* **Do this**
Check every line below for the word "label" and show those that hold it.

* **Data provided**

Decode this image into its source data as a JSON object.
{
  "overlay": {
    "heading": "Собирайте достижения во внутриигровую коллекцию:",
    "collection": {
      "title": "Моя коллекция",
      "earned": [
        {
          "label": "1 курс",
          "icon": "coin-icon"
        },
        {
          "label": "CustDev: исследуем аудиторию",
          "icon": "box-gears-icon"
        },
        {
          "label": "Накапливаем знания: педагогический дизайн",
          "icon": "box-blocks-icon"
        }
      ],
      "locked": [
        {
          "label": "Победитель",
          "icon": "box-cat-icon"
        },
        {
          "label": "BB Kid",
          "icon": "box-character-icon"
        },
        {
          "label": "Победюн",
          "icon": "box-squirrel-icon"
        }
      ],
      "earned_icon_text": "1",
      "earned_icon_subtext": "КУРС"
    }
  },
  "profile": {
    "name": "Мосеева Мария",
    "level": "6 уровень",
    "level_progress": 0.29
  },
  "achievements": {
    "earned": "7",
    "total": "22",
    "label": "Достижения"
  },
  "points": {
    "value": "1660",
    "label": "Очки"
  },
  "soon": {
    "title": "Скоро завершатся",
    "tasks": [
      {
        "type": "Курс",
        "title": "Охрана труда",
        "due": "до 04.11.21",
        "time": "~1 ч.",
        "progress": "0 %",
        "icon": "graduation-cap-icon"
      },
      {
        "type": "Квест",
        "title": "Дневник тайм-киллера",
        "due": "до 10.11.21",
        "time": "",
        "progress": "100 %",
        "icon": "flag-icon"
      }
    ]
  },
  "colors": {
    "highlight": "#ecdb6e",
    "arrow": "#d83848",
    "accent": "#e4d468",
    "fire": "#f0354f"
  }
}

* **Output of the exercise**
          "label": "1 курс",
          "label": "CustDev: исследуем аудиторию",
          "label": "Накапливаем знания: педагогический дизайн",
          "label": "Победитель",
          "label": "BB Kid",
          "label": "Победюн",
    "label": "Достижения"
    "label": "Очки"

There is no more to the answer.